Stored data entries

━━━━━━━━━━━━━━━━━━━━

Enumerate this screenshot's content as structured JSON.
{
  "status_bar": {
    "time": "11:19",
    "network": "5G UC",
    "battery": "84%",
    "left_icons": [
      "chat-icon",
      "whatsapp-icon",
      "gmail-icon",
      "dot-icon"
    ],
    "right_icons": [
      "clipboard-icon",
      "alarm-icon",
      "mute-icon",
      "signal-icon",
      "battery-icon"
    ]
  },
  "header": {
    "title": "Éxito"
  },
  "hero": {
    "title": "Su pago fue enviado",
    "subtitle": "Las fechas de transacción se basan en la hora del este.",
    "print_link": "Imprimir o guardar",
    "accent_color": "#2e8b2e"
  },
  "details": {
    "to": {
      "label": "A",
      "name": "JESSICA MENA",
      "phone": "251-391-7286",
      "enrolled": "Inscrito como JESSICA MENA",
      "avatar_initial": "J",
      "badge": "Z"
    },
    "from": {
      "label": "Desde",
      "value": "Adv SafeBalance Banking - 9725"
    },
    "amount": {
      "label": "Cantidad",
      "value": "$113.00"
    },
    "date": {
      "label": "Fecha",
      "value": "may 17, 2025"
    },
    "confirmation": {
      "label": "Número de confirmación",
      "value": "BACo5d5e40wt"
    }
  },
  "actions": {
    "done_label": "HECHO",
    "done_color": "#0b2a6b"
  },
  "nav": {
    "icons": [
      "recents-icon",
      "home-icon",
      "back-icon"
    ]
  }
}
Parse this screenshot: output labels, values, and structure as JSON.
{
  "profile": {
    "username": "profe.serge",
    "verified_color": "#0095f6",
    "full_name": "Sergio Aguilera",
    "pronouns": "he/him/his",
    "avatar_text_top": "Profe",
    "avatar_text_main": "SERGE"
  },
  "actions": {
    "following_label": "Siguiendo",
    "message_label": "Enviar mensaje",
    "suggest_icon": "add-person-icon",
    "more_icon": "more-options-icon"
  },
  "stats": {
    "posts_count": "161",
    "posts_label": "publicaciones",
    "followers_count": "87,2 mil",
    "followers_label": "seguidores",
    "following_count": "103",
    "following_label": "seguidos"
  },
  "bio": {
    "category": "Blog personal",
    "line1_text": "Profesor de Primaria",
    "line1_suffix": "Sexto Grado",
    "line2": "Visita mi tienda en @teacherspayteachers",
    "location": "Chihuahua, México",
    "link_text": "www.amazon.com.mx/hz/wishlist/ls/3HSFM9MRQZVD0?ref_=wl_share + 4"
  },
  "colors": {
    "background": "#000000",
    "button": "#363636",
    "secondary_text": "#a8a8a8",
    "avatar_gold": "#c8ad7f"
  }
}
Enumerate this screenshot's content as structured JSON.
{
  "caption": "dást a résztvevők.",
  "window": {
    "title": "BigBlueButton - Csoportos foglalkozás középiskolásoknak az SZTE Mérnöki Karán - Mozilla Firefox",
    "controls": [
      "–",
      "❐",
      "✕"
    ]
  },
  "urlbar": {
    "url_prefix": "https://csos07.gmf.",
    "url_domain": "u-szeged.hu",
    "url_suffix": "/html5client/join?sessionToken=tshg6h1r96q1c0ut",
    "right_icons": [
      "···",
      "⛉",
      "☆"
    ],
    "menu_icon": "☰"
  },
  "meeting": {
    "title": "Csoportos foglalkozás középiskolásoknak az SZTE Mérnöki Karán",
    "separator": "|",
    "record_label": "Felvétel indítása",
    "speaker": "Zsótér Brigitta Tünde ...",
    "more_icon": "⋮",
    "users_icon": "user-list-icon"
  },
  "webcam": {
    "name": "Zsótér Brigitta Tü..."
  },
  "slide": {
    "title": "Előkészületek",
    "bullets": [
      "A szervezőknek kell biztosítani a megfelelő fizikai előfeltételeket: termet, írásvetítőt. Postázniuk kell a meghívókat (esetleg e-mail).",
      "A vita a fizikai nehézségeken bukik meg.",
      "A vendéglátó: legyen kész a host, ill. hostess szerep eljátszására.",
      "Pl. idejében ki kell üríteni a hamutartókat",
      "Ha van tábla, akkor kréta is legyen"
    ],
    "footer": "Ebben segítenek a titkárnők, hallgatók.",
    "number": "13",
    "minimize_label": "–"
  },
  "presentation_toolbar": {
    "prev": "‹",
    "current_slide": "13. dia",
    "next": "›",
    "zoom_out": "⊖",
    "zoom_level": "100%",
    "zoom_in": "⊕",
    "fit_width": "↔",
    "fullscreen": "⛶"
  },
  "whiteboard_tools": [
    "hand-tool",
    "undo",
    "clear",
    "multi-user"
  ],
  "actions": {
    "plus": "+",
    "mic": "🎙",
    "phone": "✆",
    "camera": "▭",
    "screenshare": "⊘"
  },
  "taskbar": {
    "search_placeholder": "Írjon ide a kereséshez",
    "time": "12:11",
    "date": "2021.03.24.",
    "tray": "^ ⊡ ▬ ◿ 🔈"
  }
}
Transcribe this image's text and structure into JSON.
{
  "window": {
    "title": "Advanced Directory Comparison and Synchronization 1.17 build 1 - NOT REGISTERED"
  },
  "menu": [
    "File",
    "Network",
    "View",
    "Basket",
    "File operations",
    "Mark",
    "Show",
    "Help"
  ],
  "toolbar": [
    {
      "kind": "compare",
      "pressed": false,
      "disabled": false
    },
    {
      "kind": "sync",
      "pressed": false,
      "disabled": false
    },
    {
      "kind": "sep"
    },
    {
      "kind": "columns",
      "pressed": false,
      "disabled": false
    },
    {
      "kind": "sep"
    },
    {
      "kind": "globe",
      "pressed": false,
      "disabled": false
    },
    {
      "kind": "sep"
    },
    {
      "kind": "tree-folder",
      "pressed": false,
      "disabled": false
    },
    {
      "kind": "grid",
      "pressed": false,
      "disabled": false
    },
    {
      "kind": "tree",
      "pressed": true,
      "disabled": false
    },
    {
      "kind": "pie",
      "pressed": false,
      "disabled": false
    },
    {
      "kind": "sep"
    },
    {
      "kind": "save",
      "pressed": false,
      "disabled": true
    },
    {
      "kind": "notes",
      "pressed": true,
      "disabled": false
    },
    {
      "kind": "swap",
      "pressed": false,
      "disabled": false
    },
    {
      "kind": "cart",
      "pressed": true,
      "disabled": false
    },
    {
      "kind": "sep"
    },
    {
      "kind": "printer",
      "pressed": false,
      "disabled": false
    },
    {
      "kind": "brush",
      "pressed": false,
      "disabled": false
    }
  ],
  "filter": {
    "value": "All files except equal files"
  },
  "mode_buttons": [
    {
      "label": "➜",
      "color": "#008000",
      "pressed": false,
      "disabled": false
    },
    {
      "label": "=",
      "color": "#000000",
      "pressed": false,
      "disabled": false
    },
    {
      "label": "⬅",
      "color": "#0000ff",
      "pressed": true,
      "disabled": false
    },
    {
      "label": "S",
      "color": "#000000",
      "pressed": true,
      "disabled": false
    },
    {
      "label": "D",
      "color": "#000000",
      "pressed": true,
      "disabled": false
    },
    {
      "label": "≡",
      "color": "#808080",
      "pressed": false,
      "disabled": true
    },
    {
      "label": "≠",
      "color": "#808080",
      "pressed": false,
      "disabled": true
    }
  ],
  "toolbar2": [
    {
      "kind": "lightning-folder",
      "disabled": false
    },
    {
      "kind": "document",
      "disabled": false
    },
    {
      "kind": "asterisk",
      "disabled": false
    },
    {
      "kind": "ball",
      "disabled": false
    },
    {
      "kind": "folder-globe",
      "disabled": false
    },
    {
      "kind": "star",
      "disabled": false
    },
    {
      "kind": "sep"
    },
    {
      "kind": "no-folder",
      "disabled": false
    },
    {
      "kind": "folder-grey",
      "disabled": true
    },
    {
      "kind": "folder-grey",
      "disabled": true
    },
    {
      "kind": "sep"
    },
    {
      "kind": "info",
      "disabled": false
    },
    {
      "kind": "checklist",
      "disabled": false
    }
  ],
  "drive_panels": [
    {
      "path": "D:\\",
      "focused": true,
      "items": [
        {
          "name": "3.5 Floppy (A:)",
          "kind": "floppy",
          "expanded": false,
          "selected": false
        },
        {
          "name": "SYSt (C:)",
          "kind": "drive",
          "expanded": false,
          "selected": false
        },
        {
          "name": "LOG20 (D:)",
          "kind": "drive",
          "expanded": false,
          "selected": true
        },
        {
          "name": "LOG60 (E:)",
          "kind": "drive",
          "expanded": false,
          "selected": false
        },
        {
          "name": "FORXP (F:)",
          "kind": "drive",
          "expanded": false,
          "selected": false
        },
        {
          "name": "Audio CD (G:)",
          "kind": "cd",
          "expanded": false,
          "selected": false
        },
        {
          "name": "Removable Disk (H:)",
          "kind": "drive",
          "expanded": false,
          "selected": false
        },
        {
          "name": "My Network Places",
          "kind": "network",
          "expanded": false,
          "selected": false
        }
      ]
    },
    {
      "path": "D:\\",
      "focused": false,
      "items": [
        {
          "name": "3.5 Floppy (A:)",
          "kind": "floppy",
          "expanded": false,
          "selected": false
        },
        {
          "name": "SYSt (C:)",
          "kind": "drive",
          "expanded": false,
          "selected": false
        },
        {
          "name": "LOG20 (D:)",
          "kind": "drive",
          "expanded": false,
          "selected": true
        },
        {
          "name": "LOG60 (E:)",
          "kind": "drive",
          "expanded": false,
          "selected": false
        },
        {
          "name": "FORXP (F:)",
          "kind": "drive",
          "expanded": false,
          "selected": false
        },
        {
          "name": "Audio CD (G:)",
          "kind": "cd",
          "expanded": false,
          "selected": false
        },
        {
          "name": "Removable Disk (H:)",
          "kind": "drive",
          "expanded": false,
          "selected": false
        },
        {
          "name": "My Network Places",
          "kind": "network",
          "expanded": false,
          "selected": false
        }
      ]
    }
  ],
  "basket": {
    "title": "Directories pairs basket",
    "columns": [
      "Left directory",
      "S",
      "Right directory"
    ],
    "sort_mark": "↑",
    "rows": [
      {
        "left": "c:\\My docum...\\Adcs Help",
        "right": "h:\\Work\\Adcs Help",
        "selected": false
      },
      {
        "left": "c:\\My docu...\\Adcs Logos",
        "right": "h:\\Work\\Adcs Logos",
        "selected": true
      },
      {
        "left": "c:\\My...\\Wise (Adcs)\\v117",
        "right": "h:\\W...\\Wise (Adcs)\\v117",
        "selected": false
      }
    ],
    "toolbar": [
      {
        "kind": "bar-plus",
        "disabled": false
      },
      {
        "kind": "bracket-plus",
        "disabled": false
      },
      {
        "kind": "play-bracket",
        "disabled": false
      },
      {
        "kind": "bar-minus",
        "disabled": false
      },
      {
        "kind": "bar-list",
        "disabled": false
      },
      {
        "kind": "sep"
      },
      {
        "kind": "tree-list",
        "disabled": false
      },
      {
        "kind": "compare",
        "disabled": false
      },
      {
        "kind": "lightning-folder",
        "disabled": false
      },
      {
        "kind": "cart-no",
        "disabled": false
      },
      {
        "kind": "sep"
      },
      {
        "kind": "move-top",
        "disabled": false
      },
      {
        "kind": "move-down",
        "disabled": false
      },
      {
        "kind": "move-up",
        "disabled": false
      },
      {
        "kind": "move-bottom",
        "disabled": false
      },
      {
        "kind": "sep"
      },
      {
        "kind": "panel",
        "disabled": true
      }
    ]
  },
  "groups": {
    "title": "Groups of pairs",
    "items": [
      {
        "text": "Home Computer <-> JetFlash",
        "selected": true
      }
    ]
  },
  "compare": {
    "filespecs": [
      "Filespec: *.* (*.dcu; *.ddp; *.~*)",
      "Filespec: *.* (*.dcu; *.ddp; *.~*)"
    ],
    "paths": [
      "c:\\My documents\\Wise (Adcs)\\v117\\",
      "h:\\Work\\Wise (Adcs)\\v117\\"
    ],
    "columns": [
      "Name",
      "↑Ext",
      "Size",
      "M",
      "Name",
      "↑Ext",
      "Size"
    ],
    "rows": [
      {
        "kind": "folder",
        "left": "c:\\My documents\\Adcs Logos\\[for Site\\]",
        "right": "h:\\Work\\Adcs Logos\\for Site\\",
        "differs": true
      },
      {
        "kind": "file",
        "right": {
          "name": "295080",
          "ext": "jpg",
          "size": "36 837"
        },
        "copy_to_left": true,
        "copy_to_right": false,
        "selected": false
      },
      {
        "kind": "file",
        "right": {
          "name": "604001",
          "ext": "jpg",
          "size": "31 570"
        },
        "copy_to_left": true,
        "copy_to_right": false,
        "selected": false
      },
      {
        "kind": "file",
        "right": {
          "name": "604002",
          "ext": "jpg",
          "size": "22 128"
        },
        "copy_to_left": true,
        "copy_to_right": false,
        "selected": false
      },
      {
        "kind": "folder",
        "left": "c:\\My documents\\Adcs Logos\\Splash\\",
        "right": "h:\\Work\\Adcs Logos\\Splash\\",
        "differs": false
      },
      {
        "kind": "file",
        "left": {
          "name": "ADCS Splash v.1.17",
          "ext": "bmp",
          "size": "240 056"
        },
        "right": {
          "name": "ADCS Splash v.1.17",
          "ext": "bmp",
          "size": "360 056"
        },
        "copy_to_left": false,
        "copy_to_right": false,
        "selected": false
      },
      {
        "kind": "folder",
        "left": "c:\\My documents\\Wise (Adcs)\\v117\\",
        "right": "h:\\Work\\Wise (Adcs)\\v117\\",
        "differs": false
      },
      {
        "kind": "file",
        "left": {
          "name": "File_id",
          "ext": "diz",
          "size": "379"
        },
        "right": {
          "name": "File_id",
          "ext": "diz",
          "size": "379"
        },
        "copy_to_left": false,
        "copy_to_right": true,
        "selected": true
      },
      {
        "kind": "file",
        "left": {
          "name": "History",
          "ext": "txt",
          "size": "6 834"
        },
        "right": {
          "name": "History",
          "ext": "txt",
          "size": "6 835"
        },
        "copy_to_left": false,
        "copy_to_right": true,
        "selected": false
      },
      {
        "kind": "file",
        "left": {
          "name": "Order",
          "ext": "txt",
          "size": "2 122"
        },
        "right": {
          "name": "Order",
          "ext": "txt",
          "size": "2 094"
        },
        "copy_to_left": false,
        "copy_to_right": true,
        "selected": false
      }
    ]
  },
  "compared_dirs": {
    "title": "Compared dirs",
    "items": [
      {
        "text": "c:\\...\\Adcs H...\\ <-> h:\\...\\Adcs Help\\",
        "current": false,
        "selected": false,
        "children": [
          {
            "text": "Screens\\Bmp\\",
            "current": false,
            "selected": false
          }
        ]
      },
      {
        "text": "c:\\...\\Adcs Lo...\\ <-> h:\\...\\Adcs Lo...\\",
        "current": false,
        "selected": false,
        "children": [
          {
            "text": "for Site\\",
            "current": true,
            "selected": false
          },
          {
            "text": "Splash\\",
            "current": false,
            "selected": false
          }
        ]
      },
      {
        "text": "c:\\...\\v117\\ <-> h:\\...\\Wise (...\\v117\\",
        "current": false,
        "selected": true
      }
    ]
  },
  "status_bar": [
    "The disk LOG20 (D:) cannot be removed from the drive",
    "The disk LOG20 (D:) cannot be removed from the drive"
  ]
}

━━━━━━━━━━━━━━━━━━━━

- STATED EXERCISE -
Each line with the string "középiskolásoknak" in it needs to be found and copied.

- EXERCISE SOLUTION -
    "title": "BigBlueButton - Csoportos foglalkozás középiskolásoknak az SZTE Mérnöki Karán - Mozilla Firefox",
    "title": "Csoportos foglalkozás középiskolásoknak az SZTE Mérnöki Karán",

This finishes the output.